Bouwsysteem
De uitvinding heeft betrekking op een bouwsysteem, meer bepaald voor woningbouw, waarbij gebruik gemaakt wordt van onderling met elkaar verbonden gemoduleerde bouweenheden, met een wanddikte D, welke in opeenvolgende lagen geplaatst worden.
De uitvinding heeft tot doel een bouwsysteem voor te stellen om op een economisch voordelige manier bouwwerken op te richten welke bovendien een goede weerstand bieden tegen seismische schokken. Ook heeft de uitvinding tot doel om, met een minimaal aantal bouweenheden, zeer gediversifieerde gebouwen met een relatief groot bruikbaar volume tot stand te brengen, dit door, op zeer uiteenlopende wijze, het onderling combineren van bouweenheden. De toepassing van het bouwsysteem volgens de uitvinding zorgt er verder voor dat een gebouw heel snel en eenvoudig geconstrueerd kan worden door bij voorkeur gebruik te maken van identieke bouweenheden.

▸ Aangeleverde items
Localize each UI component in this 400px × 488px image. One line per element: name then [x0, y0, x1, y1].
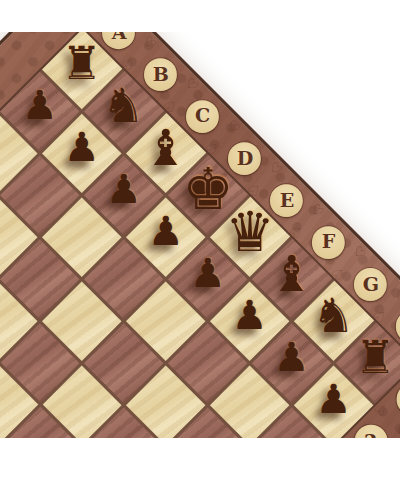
- piece-bishop-f1[interactable]: ♝: [270, 249, 315, 299]
- file-label-g: G: [363, 275, 379, 294]
- piece-pawn-f2[interactable]: ♟: [232, 296, 268, 336]
- file-label-c: C: [195, 107, 210, 126]
- file-label-b: B: [153, 65, 169, 84]
- piece-pawn-b2[interactable]: ♟: [64, 128, 100, 168]
- piece-knight-g1[interactable]: ♞: [313, 292, 356, 340]
- chess-board: ABCDEFGH 12345678 ♜♞♝♚♛♝♞♜♟♟♟♟♟♟♟♟: [0, 0, 400, 488]
- piece-pawn-h2[interactable]: ♟: [316, 380, 352, 420]
- piece-pawn-c2[interactable]: ♟: [106, 170, 142, 210]
- file-label-e: E: [279, 191, 294, 210]
- piece-rook-h1[interactable]: ♜: [356, 335, 397, 381]
- photo-crop-bottom: [0, 438, 400, 488]
- piece-knight-b1[interactable]: ♞: [103, 82, 146, 130]
- piece-pawn-e2[interactable]: ♟: [190, 254, 226, 294]
- file-label-f: F: [322, 233, 336, 252]
- chess-set-product-photo: ABCDEFGH 12345678 ♜♞♝♚♛♝♞♜♟♟♟♟♟♟♟♟: [0, 0, 400, 488]
- file-label-d: D: [236, 149, 253, 168]
- piece-pawn-a2[interactable]: ♟: [22, 86, 58, 126]
- piece-queen-e1[interactable]: ♛: [225, 204, 274, 259]
- piece-pawn-d2[interactable]: ♟: [148, 212, 184, 252]
- photo-crop-top: [0, 0, 400, 32]
- piece-pawn-g2[interactable]: ♟: [274, 338, 310, 378]
- piece-rook-a1[interactable]: ♜: [62, 41, 103, 87]
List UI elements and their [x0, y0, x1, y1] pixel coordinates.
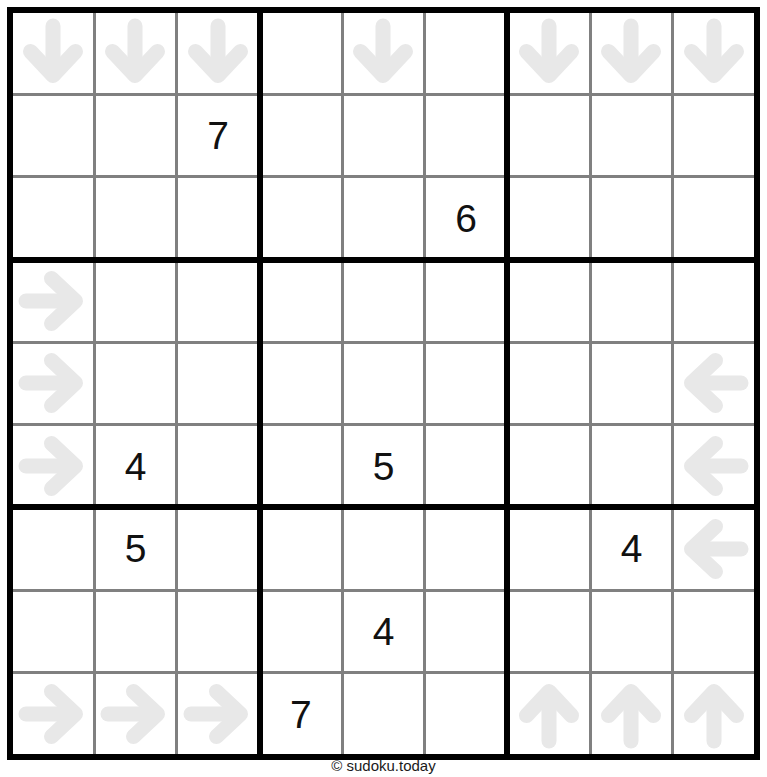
cell-r1c6[interactable] — [426, 13, 506, 93]
cell-r1c5[interactable] — [344, 13, 424, 93]
given-digit: 5 — [125, 529, 147, 568]
cell-r8c5[interactable]: 4 — [344, 592, 424, 672]
cell-r8c9[interactable] — [674, 592, 754, 672]
cell-r6c8[interactable] — [592, 426, 672, 506]
cell-r4c6[interactable] — [426, 261, 506, 341]
cell-r8c6[interactable] — [426, 592, 506, 672]
given-digit: 5 — [373, 447, 395, 486]
cell-r6c5[interactable]: 5 — [344, 426, 424, 506]
given-digit: 7 — [290, 695, 312, 734]
cell-r4c1[interactable] — [13, 261, 93, 341]
cell-r1c9[interactable] — [674, 13, 754, 93]
arrow-right-icon — [17, 678, 89, 750]
arrow-right-icon — [17, 430, 89, 502]
cell-r8c8[interactable] — [592, 592, 672, 672]
cell-r1c7[interactable] — [509, 13, 589, 93]
arrow-right-icon — [17, 347, 89, 419]
box-divider-vertical-1 — [257, 13, 263, 754]
cell-r4c8[interactable] — [592, 261, 672, 341]
cell-r5c5[interactable] — [344, 344, 424, 424]
cell-r5c7[interactable] — [509, 344, 589, 424]
cell-r2c9[interactable] — [674, 96, 754, 176]
cell-r8c7[interactable] — [509, 592, 589, 672]
cell-r9c5[interactable] — [344, 674, 424, 754]
cell-r8c3[interactable] — [178, 592, 258, 672]
arrow-down-icon — [99, 17, 171, 89]
cell-r2c7[interactable] — [509, 96, 589, 176]
cell-r6c4[interactable] — [261, 426, 341, 506]
cell-r3c5[interactable] — [344, 178, 424, 258]
cell-r7c8[interactable]: 4 — [592, 509, 672, 589]
arrow-down-icon — [595, 17, 667, 89]
cell-r4c4[interactable] — [261, 261, 341, 341]
arrow-left-icon — [678, 513, 750, 585]
cell-r8c1[interactable] — [13, 592, 93, 672]
cell-r2c3[interactable]: 7 — [178, 96, 258, 176]
cell-r3c8[interactable] — [592, 178, 672, 258]
sudoku-board: 76455447 — [7, 7, 760, 760]
cell-r6c7[interactable] — [509, 426, 589, 506]
cell-r3c9[interactable] — [674, 178, 754, 258]
cell-r7c2[interactable]: 5 — [96, 509, 176, 589]
cell-r5c4[interactable] — [261, 344, 341, 424]
cell-r5c2[interactable] — [96, 344, 176, 424]
cell-r2c8[interactable] — [592, 96, 672, 176]
cell-r3c3[interactable] — [178, 178, 258, 258]
cell-r2c5[interactable] — [344, 96, 424, 176]
cell-r7c6[interactable] — [426, 509, 506, 589]
cell-r4c7[interactable] — [509, 261, 589, 341]
cell-r9c4[interactable]: 7 — [261, 674, 341, 754]
box-divider-vertical-2 — [504, 13, 510, 754]
cell-r9c7[interactable] — [509, 674, 589, 754]
copyright-text: © sudoku.today — [0, 757, 767, 774]
box-divider-horizontal-1 — [13, 257, 754, 263]
cell-r9c2[interactable] — [96, 674, 176, 754]
box-divider-horizontal-2 — [13, 504, 754, 510]
cell-r8c4[interactable] — [261, 592, 341, 672]
cell-r9c9[interactable] — [674, 674, 754, 754]
cell-r1c3[interactable] — [178, 13, 258, 93]
cell-r4c3[interactable] — [178, 261, 258, 341]
cell-r3c4[interactable] — [261, 178, 341, 258]
cell-r3c6[interactable]: 6 — [426, 178, 506, 258]
cell-r9c6[interactable] — [426, 674, 506, 754]
arrow-down-icon — [678, 17, 750, 89]
cell-r4c5[interactable] — [344, 261, 424, 341]
cell-r5c8[interactable] — [592, 344, 672, 424]
given-digit: 7 — [207, 116, 229, 155]
cell-r7c7[interactable] — [509, 509, 589, 589]
cell-r2c4[interactable] — [261, 96, 341, 176]
cell-r7c4[interactable] — [261, 509, 341, 589]
arrow-down-icon — [347, 17, 419, 89]
cell-r7c5[interactable] — [344, 509, 424, 589]
given-digit: 4 — [373, 612, 395, 651]
arrow-left-icon — [678, 347, 750, 419]
page: 76455447 © sudoku.today — [0, 0, 767, 777]
cell-r9c3[interactable] — [178, 674, 258, 754]
cell-r5c3[interactable] — [178, 344, 258, 424]
cell-r6c6[interactable] — [426, 426, 506, 506]
arrow-right-icon — [182, 678, 254, 750]
cell-r2c2[interactable] — [96, 96, 176, 176]
cell-r6c3[interactable] — [178, 426, 258, 506]
cell-r7c9[interactable] — [674, 509, 754, 589]
arrow-up-icon — [678, 678, 750, 750]
arrow-down-icon — [513, 17, 585, 89]
cell-r7c3[interactable] — [178, 509, 258, 589]
cell-r1c8[interactable] — [592, 13, 672, 93]
arrow-right-icon — [17, 265, 89, 337]
cell-r7c1[interactable] — [13, 509, 93, 589]
cell-r9c8[interactable] — [592, 674, 672, 754]
cell-r5c1[interactable] — [13, 344, 93, 424]
cell-r3c2[interactable] — [96, 178, 176, 258]
arrow-down-icon — [17, 17, 89, 89]
cell-r8c2[interactable] — [96, 592, 176, 672]
cell-r9c1[interactable] — [13, 674, 93, 754]
cell-r4c2[interactable] — [96, 261, 176, 341]
cell-r3c1[interactable] — [13, 178, 93, 258]
cell-r2c1[interactable] — [13, 96, 93, 176]
cell-r5c9[interactable] — [674, 344, 754, 424]
given-digit: 4 — [125, 447, 147, 486]
cell-r3c7[interactable] — [509, 178, 589, 258]
arrow-right-icon — [99, 678, 171, 750]
cell-r6c2[interactable]: 4 — [96, 426, 176, 506]
cell-r6c1[interactable] — [13, 426, 93, 506]
arrow-left-icon — [678, 430, 750, 502]
arrow-up-icon — [595, 678, 667, 750]
cell-r1c2[interactable] — [96, 13, 176, 93]
cell-r6c9[interactable] — [674, 426, 754, 506]
arrow-down-icon — [182, 17, 254, 89]
cell-r1c4[interactable] — [261, 13, 341, 93]
given-digit: 4 — [621, 529, 643, 568]
cell-r2c6[interactable] — [426, 96, 506, 176]
cell-r1c1[interactable] — [13, 13, 93, 93]
cell-r4c9[interactable] — [674, 261, 754, 341]
cell-r5c6[interactable] — [426, 344, 506, 424]
arrow-up-icon — [513, 678, 585, 750]
given-digit: 6 — [455, 199, 477, 238]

▸ Vereisten
a - Herhaal woord voor woord het stuk uit de tekst over het bouwsysteem dat opent met de woorden die "De uitvinding heeft tot" bevatten en sluit met "van identieke bouweenheden.".
b - Hoe worden de bouweenheden volgens de tekst over het bouwsysteem geplaatst?
c - Zet de tekst over het bouwsysteem voort vanaf het punt waar die ophoudt.

▸ Antwoorden per opdracht
a -
De uitvinding heeft tot doel een bouwsysteem voor te stellen om op een economisch voordelige manier bouwwerken op te richten welke bovendien een goede weerstand bieden tegen seismische schokken. Ook heeft de uitvinding tot doel om, met een minimaal aantal bouweenheden, zeer gediversifieerde gebouwen met een relatief groot bruikbaar volume tot stand te brengen, dit door, op zeer uiteenlopende wijze, het onderling combineren van bouweenheden. De toepassing van het bouwsysteem volgens de uitvinding zorgt er verder voor dat een gebouw heel snel en eenvoudig geconstrueerd kan worden door bij voorkeur gebruik te maken van identieke bouweenheden.

b - In opeenvolgende lagen.

c -
Tot dit doel worden in het bouwsysteem, volgens de uitvinding, met elkaar samenwerkende bouweenheden, met een tussenwand en twee haaks op deze laatste staande eindwanden, in lagen op elkaar geplaatst, waarbij bouweenheden van een tweede laag aan minstens een van hun hoeken over een afstand gelijk aan genoemde wanddikte D steunen op uiteinden van genoemde eindwanden van bouweenheden van een eerste laag.
Doelmatig wordt gebruik gemaakt van minstens vier met elkaar samenwerkende bouweenheden, waarbij de eerste en de tweede bouweenheden deel uitmaken van genoemde eerste laag en op een afstand van elkaar en symmetrisch ten opzichte van een vertikaal vlak geplaatst worden, welke afstand nagenoeg gelijk is aan tweemaal de binnenlengte van genoemde eindwanden en waarbij, vervolgens in de bovenliggende laag, meer bepaald genoemde tweede laag, de derde en vierde bouweenheden symmetrisch ten opzichte van genoemd vertikaal vlak tegen elkaar en op genoemde uiteinden van de eerste en tweede bouweenheden geplaatst worden.
Op een voordelige wijze worden de bouweenheden van de opeenvolgende lagen onderling en de bouweenheden van genoemde eerste laag, bovenaan, en de bouweenheden van genoemde tweede laag, onderaan, met elkaar verbonden.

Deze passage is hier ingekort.